→ **INSTRUCTIONS FOR THE TASK**
Everything in the listing should be restated word for word.

++++++++++++++++++++

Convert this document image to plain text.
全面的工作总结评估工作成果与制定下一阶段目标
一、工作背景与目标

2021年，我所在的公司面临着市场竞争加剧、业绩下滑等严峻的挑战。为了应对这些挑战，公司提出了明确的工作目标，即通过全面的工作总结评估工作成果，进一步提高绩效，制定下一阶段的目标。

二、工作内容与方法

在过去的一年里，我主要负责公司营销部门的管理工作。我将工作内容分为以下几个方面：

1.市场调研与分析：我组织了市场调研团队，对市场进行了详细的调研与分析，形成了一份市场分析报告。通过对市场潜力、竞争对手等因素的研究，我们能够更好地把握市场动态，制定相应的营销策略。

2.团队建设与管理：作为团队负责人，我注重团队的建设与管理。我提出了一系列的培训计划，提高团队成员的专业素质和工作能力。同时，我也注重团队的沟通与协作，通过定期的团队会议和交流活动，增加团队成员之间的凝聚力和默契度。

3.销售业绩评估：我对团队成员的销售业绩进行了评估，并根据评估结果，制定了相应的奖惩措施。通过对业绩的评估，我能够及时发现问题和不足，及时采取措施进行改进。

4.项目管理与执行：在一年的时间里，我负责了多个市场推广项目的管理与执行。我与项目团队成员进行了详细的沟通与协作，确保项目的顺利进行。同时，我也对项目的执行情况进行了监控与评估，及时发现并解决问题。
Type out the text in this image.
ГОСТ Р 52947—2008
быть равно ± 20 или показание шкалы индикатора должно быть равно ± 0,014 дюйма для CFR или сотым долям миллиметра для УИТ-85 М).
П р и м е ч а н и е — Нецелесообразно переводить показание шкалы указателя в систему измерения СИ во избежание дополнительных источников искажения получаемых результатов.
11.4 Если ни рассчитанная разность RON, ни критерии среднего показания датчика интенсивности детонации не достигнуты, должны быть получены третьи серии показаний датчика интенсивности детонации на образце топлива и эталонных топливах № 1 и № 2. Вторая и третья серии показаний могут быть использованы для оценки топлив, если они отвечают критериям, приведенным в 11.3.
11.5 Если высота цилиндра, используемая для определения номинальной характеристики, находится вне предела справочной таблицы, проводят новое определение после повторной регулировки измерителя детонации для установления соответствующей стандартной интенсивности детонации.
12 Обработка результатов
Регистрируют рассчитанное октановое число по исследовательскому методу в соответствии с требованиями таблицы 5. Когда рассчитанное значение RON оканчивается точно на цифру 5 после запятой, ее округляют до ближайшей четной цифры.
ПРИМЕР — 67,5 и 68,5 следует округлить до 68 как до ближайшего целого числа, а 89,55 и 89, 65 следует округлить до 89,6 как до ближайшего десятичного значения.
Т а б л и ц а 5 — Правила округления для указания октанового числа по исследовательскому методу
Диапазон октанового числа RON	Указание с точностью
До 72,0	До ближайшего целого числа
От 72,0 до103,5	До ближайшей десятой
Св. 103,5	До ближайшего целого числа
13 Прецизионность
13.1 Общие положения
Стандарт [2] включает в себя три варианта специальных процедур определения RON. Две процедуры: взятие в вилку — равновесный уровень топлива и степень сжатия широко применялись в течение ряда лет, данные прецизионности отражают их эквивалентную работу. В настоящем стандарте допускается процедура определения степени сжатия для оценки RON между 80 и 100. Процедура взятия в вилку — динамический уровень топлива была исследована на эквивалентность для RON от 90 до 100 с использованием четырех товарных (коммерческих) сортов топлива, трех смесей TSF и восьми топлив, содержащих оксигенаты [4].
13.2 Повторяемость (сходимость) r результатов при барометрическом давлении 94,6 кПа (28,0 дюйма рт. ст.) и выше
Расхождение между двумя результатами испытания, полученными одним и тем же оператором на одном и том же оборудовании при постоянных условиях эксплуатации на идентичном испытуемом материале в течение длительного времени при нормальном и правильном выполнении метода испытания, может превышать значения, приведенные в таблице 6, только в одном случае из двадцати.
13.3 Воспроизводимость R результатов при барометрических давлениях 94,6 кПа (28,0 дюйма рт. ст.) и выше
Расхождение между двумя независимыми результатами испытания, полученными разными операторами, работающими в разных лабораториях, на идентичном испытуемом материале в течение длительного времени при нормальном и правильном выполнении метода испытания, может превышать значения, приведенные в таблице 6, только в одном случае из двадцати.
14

++++++++++++++++++++

→ **COMPLETE RESPONSE**
Convert this document image to plain text.
全面的工作总结评估工作成果与制定下一阶段目标
一、工作背景与目标

2021年，我所在的公司面临着市场竞争加剧、业绩下滑等严峻的挑战。为了应对这些挑战，公司提出了明确的工作目标，即通过全面的工作总结评估工作成果，进一步提高绩效，制定下一阶段的目标。

二、工作内容与方法

在过去的一年里，我主要负责公司营销部门的管理工作。我将工作内容分为以下几个方面：

1.市场调研与分析：我组织了市场调研团队，对市场进行了详细的调研与分析，形成了一份市场分析报告。通过对市场潜力、竞争对手等因素的研究，我们能够更好地把握市场动态，制定相应的营销策略。

2.团队建设与管理：作为团队负责人，我注重团队的建设与管理。我提出了一系列的培训计划，提高团队成员的专业素质和工作能力。同时，我也注重团队的沟通与协作，通过定期的团队会议和交流活动，增加团队成员之间的凝聚力和默契度。

3.销售业绩评估：我对团队成员的销售业绩进行了评估，并根据评估结果，制定了相应的奖惩措施。通过对业绩的评估，我能够及时发现问题和不足，及时采取措施进行改进。

4.项目管理与执行：在一年的时间里，我负责了多个市场推广项目的管理与执行。我与项目团队成员进行了详细的沟通与协作，确保项目的顺利进行。同时，我也对项目的执行情况进行了监控与评估，及时发现并解决问题。
Type out the text in this image.
ГОСТ Р 52947—2008
быть равно ± 20 или показание шкалы индикатора должно быть равно ± 0,014 дюйма для CFR или сотым долям миллиметра для УИТ-85 М).
П р и м е ч а н и е — Нецелесообразно переводить показание шкалы указателя в систему измерения СИ во избежание дополнительных источников искажения получаемых результатов.
11.4 Если ни рассчитанная разность RON, ни критерии среднего показания датчика интенсивности детонации не достигнуты, должны быть получены третьи серии показаний датчика интенсивности детонации на образце топлива и эталонных топливах № 1 и № 2. Вторая и третья серии показаний могут быть использованы для оценки топлив, если они отвечают критериям, приведенным в 11.3.
11.5 Если высота цилиндра, используемая для определения номинальной характеристики, находится вне предела справочной таблицы, проводят новое определение после повторной регулировки измерителя детонации для установления соответствующей стандартной интенсивности детонации.
12 Обработка результатов
Регистрируют рассчитанное октановое число по исследовательскому методу в соответствии с требованиями таблицы 5. Когда рассчитанное значение RON оканчивается точно на цифру 5 после запятой, ее округляют до ближайшей четной цифры.
ПРИМЕР — 67,5 и 68,5 следует округлить до 68 как до ближайшего целого числа, а 89,55 и 89, 65 следует округлить до 89,6 как до ближайшего десятичного значения.
Т а б л и ц а 5 — Правила округления для указания октанового числа по исследовательскому методу
Диапазон октанового числа RON	Указание с точностью
До 72,0	До ближайшего целого числа
От 72,0 до103,5	До ближайшей десятой
Св. 103,5	До ближайшего целого числа
13 Прецизионность
13.1 Общие положения
Стандарт [2] включает в себя три варианта специальных процедур определения RON. Две процедуры: взятие в вилку — равновесный уровень топлива и степень сжатия широко применялись в течение ряда лет, данные прецизионности отражают их эквивалентную работу. В настоящем стандарте допускается процедура определения степени сжатия для оценки RON между 80 и 100. Процедура взятия в вилку — динамический уровень топлива была исследована на эквивалентность для RON от 90 до 100 с использованием четырех товарных (коммерческих) сортов топлива, трех смесей TSF и восьми топлив, содержащих оксигенаты [4].
13.2 Повторяемость (сходимость) r результатов при барометрическом давлении 94,6 кПа (28,0 дюйма рт. ст.) и выше
Расхождение между двумя результатами испытания, полученными одним и тем же оператором на одном и том же оборудовании при постоянных условиях эксплуатации на идентичном испытуемом материале в течение длительного времени при нормальном и правильном выполнении метода испытания, может превышать значения, приведенные в таблице 6, только в одном случае из двадцати.
13.3 Воспроизводимость R результатов при барометрических давлениях 94,6 кПа (28,0 дюйма рт. ст.) и выше
Расхождение между двумя независимыми результатами испытания, полученными разными операторами, работающими в разных лабораториях, на идентичном испытуемом материале в течение длительного времени при нормальном и правильном выполнении метода испытания, может превышать значения, приведенные в таблице 6, только в одном случае из двадцати.
14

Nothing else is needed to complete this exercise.